**AIM**: Below are the records; copy each line in them that holds the word "source".

------------------------------------------------------------------------

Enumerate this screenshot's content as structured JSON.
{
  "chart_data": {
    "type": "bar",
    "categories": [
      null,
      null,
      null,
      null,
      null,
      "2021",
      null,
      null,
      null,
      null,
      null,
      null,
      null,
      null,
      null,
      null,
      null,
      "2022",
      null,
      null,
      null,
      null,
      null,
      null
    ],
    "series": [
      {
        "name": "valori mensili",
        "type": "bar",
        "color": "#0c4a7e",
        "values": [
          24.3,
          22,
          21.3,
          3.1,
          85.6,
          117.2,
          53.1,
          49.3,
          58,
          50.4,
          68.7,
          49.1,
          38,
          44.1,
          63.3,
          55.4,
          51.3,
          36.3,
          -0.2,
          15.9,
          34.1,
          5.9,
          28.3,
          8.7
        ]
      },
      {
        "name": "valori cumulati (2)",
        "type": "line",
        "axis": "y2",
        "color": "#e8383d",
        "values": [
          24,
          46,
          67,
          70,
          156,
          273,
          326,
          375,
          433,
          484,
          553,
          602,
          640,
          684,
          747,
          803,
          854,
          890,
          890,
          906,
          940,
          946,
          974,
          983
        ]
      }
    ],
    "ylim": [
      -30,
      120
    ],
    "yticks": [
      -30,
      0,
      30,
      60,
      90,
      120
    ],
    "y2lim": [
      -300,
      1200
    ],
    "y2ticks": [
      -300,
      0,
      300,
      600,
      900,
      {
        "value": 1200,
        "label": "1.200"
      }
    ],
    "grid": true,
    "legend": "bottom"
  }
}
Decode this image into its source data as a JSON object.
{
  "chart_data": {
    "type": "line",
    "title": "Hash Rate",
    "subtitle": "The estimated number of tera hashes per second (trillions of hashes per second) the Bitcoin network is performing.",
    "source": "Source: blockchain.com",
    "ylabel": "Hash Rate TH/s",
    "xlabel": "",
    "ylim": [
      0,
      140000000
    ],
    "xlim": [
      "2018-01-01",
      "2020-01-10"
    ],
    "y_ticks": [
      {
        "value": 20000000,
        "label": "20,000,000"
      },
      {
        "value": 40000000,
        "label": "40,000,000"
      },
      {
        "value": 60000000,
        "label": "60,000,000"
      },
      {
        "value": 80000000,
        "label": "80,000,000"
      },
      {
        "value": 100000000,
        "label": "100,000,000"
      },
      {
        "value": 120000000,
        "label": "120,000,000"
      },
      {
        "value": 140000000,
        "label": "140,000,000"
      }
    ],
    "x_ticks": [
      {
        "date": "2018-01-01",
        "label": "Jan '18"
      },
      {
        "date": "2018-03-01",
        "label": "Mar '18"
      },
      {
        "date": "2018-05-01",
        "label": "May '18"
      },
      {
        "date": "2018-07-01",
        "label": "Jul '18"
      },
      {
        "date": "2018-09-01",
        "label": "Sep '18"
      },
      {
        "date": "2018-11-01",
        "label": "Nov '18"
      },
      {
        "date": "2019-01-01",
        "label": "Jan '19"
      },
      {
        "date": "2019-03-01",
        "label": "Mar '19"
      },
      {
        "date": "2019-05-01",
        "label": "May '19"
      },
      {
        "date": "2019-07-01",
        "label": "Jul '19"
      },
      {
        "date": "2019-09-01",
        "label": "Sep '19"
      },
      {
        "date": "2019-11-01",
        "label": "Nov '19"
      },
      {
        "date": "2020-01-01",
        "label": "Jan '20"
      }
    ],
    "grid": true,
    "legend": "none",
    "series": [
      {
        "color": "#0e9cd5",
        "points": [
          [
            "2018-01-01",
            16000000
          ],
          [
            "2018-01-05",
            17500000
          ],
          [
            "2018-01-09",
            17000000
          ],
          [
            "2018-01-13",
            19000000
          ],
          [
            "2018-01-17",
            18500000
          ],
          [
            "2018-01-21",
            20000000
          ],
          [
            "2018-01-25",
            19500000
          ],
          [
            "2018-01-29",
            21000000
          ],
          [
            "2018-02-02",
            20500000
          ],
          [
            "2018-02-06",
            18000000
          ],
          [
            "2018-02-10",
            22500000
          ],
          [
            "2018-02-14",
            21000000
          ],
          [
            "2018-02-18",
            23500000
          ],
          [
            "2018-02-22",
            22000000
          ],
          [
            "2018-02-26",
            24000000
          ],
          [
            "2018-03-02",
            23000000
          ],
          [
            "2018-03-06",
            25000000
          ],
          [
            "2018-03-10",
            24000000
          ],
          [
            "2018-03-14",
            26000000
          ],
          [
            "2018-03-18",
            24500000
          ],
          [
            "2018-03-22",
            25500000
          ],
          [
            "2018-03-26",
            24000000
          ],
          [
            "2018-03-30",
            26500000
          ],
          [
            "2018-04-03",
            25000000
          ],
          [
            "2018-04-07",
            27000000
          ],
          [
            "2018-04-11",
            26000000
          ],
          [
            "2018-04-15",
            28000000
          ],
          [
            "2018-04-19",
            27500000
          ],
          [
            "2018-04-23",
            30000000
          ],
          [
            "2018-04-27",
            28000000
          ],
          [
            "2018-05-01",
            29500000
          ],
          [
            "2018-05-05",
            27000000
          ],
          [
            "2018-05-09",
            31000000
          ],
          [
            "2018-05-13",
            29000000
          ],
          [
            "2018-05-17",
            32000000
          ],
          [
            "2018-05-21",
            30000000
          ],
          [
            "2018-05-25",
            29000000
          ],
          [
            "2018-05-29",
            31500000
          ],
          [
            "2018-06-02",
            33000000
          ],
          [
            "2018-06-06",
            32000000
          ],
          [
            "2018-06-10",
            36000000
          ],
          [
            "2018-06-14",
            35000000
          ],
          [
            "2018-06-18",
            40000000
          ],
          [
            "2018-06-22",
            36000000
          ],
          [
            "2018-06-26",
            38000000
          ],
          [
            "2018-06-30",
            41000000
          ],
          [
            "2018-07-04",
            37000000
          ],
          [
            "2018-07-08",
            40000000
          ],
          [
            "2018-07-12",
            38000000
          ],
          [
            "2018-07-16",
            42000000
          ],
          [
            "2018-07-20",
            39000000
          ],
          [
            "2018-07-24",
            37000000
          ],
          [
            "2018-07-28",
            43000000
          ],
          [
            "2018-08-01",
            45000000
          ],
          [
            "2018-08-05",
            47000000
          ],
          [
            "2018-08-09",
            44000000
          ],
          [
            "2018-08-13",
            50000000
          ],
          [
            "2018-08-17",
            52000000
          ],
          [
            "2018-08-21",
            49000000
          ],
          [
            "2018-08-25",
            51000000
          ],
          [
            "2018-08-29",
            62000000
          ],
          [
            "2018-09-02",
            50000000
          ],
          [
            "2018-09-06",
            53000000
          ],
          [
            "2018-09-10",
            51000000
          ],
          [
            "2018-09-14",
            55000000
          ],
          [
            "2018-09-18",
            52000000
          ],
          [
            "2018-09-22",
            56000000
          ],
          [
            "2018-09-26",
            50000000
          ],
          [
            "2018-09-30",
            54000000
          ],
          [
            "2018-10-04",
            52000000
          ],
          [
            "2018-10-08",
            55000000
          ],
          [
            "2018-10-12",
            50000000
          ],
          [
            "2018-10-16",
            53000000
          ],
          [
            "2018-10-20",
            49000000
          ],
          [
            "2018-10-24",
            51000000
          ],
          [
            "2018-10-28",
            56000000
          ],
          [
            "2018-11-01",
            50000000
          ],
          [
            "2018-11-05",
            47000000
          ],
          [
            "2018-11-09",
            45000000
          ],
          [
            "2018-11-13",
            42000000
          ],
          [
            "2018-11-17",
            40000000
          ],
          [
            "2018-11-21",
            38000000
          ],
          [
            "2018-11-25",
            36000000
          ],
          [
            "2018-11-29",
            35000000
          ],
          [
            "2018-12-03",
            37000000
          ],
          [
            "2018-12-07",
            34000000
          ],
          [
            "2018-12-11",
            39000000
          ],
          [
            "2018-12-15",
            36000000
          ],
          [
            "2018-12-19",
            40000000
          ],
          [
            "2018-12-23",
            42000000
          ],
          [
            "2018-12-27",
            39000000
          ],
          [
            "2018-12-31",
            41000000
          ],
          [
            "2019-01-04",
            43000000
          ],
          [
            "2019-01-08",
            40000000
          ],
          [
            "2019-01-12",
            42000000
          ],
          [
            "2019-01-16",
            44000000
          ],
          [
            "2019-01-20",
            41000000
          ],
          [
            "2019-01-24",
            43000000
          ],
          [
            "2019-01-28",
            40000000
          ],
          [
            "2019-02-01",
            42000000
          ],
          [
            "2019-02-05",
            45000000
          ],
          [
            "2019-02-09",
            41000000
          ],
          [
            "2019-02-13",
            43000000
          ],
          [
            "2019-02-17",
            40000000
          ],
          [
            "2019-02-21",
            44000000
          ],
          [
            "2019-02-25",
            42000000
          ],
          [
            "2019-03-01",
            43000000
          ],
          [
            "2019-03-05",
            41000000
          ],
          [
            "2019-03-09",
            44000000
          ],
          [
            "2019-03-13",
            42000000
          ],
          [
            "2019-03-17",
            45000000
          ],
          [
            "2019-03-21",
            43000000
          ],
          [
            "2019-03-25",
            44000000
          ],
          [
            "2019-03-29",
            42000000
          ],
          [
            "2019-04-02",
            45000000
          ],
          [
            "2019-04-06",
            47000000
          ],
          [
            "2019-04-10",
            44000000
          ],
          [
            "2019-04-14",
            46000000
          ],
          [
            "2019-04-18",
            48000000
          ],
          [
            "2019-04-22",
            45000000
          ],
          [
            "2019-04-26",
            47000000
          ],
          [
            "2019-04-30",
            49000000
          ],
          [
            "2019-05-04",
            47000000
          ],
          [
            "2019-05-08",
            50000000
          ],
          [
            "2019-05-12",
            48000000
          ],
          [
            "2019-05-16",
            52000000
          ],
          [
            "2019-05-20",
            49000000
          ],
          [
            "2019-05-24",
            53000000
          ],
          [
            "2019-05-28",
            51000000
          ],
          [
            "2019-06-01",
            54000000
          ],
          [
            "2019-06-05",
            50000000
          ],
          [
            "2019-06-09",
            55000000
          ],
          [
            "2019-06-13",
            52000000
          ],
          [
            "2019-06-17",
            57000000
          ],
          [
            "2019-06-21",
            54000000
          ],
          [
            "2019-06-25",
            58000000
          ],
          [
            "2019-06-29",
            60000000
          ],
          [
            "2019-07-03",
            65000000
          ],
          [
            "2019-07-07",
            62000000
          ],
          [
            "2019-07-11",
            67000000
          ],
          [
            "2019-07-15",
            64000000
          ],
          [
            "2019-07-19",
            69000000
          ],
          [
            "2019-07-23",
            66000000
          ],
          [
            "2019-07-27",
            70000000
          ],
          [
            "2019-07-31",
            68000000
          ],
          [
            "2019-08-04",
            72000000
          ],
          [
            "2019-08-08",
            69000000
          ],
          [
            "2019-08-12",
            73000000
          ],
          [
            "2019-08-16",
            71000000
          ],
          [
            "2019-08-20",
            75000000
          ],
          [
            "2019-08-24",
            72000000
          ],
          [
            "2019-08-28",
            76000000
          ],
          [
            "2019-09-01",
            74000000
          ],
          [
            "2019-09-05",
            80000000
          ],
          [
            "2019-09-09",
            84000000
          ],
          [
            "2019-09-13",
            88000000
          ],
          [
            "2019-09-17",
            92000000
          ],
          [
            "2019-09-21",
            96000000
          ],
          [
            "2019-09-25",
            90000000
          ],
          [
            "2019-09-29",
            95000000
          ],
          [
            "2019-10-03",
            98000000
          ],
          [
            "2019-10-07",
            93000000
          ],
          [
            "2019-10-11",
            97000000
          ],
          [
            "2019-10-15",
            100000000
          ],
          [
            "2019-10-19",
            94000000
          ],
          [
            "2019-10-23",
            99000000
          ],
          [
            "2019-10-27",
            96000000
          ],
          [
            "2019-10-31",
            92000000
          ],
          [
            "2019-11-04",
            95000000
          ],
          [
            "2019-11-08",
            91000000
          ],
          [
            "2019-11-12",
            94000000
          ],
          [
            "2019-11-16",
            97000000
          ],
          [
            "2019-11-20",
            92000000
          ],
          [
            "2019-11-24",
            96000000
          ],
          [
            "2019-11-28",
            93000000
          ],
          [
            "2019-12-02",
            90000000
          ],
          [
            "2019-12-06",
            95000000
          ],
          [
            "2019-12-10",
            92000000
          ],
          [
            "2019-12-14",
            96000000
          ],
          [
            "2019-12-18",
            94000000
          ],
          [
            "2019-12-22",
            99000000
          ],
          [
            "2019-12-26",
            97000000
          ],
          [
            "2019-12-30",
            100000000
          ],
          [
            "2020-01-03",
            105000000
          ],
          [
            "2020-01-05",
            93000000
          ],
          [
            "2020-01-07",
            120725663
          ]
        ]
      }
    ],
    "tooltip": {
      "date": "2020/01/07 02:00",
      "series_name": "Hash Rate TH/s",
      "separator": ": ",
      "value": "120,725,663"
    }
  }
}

------------------------------------------------------------------------

**FULL SOLUTION**:
Decode this image into its source data as a JSON object.
    "source": "Source: blockchain.com",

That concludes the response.